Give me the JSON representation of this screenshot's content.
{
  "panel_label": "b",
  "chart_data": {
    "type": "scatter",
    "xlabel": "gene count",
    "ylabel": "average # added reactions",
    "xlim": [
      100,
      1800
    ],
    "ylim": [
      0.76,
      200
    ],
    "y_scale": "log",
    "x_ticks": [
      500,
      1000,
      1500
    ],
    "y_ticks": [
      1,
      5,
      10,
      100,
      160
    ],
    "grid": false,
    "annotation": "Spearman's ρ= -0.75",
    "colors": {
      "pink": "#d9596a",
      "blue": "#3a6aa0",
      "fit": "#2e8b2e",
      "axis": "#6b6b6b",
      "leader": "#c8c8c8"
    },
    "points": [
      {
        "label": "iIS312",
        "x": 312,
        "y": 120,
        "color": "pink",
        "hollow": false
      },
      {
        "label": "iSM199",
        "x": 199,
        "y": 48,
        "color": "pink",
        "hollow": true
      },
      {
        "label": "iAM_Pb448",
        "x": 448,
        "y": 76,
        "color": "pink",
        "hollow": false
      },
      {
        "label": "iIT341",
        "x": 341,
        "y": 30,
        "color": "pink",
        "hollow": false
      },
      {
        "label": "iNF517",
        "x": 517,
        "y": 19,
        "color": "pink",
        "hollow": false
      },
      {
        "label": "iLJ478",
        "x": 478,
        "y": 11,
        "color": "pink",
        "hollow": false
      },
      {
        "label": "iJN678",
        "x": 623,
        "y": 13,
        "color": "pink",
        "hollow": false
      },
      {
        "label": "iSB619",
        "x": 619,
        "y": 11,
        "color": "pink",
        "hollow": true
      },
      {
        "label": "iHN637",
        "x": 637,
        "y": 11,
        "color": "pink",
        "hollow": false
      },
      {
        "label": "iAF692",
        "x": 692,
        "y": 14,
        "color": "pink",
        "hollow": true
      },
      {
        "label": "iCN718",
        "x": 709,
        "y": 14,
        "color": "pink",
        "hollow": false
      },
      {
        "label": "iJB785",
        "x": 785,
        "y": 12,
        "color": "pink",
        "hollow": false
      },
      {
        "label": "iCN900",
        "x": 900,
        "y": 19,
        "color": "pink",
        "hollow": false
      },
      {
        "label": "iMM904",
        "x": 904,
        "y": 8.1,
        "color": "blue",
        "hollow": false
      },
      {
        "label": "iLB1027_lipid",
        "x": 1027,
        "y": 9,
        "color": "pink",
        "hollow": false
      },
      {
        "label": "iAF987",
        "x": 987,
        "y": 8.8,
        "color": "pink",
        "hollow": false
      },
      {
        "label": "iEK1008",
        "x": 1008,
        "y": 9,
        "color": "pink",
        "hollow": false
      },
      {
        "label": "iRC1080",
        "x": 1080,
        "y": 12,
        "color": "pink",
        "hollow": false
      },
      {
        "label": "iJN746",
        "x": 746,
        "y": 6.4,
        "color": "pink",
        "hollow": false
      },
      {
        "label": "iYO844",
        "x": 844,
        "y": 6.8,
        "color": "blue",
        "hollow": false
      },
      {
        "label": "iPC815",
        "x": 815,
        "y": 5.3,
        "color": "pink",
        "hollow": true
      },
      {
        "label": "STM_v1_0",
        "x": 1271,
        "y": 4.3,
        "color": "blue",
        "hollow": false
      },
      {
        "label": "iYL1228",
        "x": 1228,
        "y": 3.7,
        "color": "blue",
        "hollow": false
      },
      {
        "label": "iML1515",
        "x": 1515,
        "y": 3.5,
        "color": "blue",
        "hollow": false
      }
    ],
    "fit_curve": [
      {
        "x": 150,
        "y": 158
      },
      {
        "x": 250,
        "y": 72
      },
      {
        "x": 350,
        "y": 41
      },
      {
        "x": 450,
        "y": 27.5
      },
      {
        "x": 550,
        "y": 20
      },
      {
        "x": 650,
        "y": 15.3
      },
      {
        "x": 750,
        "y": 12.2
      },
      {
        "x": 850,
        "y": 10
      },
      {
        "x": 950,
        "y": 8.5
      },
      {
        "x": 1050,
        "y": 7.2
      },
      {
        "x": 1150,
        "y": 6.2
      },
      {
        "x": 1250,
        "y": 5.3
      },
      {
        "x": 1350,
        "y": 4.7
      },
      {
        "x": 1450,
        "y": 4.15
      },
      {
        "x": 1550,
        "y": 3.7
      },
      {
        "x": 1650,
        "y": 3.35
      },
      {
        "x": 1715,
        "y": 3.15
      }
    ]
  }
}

+++

WHAT YOU WILL DO:
Every line above should be printed again exactly as it stands.

ANSWER TO THIS EXERCISE:
Give me the JSON representation of this screenshot's content.
{
  "panel_label": "b",
  "chart_data": {
    "type": "scatter",
    "xlabel": "gene count",
    "ylabel": "average # added reactions",
    "xlim": [
      100,
      1800
    ],
    "ylim": [
      0.76,
      200
    ],
    "y_scale": "log",
    "x_ticks": [
      500,
      1000,
      1500
    ],
    "y_ticks": [
      1,
      5,
      10,
      100,
      160
    ],
    "grid": false,
    "annotation": "Spearman's ρ= -0.75",
    "colors": {
      "pink": "#d9596a",
      "blue": "#3a6aa0",
      "fit": "#2e8b2e",
      "axis": "#6b6b6b",
      "leader": "#c8c8c8"
    },
    "points": [
      {
        "label": "iIS312",
        "x": 312,
        "y": 120,
        "color": "pink",
        "hollow": false
      },
      {
        "label": "iSM199",
        "x": 199,
        "y": 48,
        "color": "pink",
        "hollow": true
      },
      {
        "label": "iAM_Pb448",
        "x": 448,
        "y": 76,
        "color": "pink",
        "hollow": false
      },
      {
        "label": "iIT341",
        "x": 341,
        "y": 30,
        "color": "pink",
        "hollow": false
      },
      {
        "label": "iNF517",
        "x": 517,
        "y": 19,
        "color": "pink",
        "hollow": false
      },
      {
        "label": "iLJ478",
        "x": 478,
        "y": 11,
        "color": "pink",
        "hollow": false
      },
      {
        "label": "iJN678",
        "x": 623,
        "y": 13,
        "color": "pink",
        "hollow": false
      },
      {
        "label": "iSB619",
        "x": 619,
        "y": 11,
        "color": "pink",
        "hollow": true
      },
      {
        "label": "iHN637",
        "x": 637,
        "y": 11,
        "color": "pink",
        "hollow": false
      },
      {
        "label": "iAF692",
        "x": 692,
        "y": 14,
        "color": "pink",
        "hollow": true
      },
      {
        "label": "iCN718",
        "x": 709,
        "y": 14,
        "color": "pink",
        "hollow": false
      },
      {
        "label": "iJB785",
        "x": 785,
        "y": 12,
        "color": "pink",
        "hollow": false
      },
      {
        "label": "iCN900",
        "x": 900,
        "y": 19,
        "color": "pink",
        "hollow": false
      },
      {
        "label": "iMM904",
        "x": 904,
        "y": 8.1,
        "color": "blue",
        "hollow": false
      },
      {
        "label": "iLB1027_lipid",
        "x": 1027,
        "y": 9,
        "color": "pink",
        "hollow": false
      },
      {
        "label": "iAF987",
        "x": 987,
        "y": 8.8,
        "color": "pink",
        "hollow": false
      },
      {
        "label": "iEK1008",
        "x": 1008,
        "y": 9,
        "color": "pink",
        "hollow": false
      },
      {
        "label": "iRC1080",
        "x": 1080,
        "y": 12,
        "color": "pink",
        "hollow": false
      },
      {
        "label": "iJN746",
        "x": 746,
        "y": 6.4,
        "color": "pink",
        "hollow": false
      },
      {
        "label": "iYO844",
        "x": 844,
        "y": 6.8,
        "color": "blue",
        "hollow": false
      },
      {
        "label": "iPC815",
        "x": 815,
        "y": 5.3,
        "color": "pink",
        "hollow": true
      },
      {
        "label": "STM_v1_0",
        "x": 1271,
        "y": 4.3,
        "color": "blue",
        "hollow": false
      },
      {
        "label": "iYL1228",
        "x": 1228,
        "y": 3.7,
        "color": "blue",
        "hollow": false
      },
      {
        "label": "iML1515",
        "x": 1515,
        "y": 3.5,
        "color": "blue",
        "hollow": false
      }
    ],
    "fit_curve": [
      {
        "x": 150,
        "y": 158
      },
      {
        "x": 250,
        "y": 72
      },
      {
        "x": 350,
        "y": 41
      },
      {
        "x": 450,
        "y": 27.5
      },
      {
        "x": 550,
        "y": 20
      },
      {
        "x": 650,
        "y": 15.3
      },
      {
        "x": 750,
        "y": 12.2
      },
      {
        "x": 850,
        "y": 10
      },
      {
        "x": 950,
        "y": 8.5
      },
      {
        "x": 1050,
        "y": 7.2
      },
      {
        "x": 1150,
        "y": 6.2
      },
      {
        "x": 1250,
        "y": 5.3
      },
      {
        "x": 1350,
        "y": 4.7
      },
      {
        "x": 1450,
        "y": 4.15
      },
      {
        "x": 1550,
        "y": 3.7
      },
      {
        "x": 1650,
        "y": 3.35
      },
      {
        "x": 1715,
        "y": 3.15
      }
    ]
  }
}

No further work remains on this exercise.